INFORMATION GIVEN:
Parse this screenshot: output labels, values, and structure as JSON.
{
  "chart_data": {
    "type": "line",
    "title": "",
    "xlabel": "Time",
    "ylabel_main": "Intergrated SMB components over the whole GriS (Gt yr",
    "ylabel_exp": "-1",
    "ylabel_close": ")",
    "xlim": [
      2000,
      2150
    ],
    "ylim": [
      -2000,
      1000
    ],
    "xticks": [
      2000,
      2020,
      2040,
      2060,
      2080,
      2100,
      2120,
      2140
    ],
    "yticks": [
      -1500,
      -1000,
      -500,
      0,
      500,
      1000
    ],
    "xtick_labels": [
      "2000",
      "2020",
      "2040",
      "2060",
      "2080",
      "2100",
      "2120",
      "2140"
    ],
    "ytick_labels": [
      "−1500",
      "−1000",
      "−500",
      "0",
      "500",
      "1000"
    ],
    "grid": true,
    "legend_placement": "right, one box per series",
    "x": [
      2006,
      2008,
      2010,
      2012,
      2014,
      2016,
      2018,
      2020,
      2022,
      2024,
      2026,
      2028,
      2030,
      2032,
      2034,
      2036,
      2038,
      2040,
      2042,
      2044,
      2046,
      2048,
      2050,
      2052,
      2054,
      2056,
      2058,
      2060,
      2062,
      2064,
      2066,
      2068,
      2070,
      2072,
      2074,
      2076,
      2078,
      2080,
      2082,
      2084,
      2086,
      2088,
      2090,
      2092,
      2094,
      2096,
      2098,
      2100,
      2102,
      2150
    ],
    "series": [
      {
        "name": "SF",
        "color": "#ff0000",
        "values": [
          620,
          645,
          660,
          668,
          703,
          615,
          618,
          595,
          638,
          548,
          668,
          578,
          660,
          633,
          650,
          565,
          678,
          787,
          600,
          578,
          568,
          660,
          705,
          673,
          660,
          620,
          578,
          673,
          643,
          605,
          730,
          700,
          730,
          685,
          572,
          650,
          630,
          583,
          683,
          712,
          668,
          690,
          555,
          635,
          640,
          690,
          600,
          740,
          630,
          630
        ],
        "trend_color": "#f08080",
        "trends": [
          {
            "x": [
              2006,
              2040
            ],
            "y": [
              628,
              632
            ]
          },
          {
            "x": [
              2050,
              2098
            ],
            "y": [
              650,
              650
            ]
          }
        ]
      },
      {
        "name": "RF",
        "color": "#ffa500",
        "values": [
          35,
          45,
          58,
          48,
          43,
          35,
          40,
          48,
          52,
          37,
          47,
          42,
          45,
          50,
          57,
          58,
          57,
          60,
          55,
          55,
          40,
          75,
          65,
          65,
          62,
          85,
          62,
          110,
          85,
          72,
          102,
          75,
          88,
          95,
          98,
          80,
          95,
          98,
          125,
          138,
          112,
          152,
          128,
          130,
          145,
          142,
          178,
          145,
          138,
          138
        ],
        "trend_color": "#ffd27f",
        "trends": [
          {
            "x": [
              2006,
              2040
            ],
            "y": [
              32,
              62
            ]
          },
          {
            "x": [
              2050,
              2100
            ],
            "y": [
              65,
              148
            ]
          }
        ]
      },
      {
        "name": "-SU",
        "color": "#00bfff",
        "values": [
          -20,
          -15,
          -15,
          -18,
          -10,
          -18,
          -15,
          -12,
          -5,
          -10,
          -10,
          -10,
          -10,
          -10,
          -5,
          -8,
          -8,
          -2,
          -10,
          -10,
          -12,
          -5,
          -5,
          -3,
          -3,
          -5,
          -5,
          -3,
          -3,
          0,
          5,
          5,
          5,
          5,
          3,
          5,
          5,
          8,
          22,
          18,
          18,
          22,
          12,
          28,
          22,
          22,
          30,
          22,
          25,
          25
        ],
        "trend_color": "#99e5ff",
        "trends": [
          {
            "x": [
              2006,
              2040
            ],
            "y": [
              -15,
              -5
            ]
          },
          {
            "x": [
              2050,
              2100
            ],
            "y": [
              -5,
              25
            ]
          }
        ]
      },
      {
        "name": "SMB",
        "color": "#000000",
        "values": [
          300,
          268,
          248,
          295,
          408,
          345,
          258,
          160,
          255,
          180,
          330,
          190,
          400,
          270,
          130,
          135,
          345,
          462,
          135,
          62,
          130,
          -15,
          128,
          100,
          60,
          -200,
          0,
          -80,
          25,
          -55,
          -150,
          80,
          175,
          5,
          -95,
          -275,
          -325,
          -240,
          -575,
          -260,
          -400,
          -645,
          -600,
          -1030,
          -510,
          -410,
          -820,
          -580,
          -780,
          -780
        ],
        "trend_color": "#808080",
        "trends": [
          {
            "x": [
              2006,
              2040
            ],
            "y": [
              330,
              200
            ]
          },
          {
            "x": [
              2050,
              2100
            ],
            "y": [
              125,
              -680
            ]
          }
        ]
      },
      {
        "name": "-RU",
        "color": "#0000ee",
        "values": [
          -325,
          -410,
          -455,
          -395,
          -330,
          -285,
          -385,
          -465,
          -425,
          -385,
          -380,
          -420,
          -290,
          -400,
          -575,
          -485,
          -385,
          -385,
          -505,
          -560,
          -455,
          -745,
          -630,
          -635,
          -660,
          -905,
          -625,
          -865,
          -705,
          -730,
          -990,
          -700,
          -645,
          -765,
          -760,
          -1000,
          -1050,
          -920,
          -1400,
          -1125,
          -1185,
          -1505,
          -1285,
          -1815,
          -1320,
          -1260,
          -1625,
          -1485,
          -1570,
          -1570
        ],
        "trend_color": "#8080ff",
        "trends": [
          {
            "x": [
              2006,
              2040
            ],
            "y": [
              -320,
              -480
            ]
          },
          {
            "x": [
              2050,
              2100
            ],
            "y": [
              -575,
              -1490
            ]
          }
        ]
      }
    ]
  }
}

EXERCISE AIM:
Scan the listing above for the word "name" and copy every line that holds it.

RESULT OF THIS TASK:
        "name": "SF",
        "name": "RF",
        "name": "-SU",
        "name": "SMB",
        "name": "-RU",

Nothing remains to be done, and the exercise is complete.